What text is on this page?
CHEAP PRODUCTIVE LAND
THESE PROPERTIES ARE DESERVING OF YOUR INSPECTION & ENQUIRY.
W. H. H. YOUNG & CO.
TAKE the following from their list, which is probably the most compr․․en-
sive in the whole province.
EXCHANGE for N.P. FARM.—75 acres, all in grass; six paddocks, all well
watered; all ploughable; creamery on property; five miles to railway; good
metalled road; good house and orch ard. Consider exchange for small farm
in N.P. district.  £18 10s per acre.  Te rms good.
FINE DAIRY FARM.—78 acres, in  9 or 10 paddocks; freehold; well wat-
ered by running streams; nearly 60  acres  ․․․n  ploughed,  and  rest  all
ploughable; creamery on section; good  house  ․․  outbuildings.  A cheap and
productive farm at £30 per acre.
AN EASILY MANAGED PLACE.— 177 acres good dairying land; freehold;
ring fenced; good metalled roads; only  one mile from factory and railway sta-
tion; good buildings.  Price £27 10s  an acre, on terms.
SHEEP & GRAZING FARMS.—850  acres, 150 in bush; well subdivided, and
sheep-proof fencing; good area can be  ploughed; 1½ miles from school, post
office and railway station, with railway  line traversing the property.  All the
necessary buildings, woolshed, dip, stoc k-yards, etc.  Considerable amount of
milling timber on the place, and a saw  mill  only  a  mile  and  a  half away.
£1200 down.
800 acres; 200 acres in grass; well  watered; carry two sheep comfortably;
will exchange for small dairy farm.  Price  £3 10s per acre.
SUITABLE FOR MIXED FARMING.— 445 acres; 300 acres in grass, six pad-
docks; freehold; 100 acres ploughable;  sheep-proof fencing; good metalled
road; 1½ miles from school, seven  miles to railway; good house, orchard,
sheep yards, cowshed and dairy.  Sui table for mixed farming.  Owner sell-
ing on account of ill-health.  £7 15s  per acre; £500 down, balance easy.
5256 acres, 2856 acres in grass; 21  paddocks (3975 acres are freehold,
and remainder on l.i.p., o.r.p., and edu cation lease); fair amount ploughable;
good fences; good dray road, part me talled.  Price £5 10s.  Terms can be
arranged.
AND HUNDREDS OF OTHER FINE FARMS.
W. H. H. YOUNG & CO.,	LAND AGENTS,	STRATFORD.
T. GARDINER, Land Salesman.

**What to work on**
Filter the records above for lines containing the word "only", and copy those lines.

**Written reply**
ring fenced; good metalled roads; only  one mile from factory and railway sta-
milling timber on the place, and a saw  mill  only  a  mile  and  a  half away.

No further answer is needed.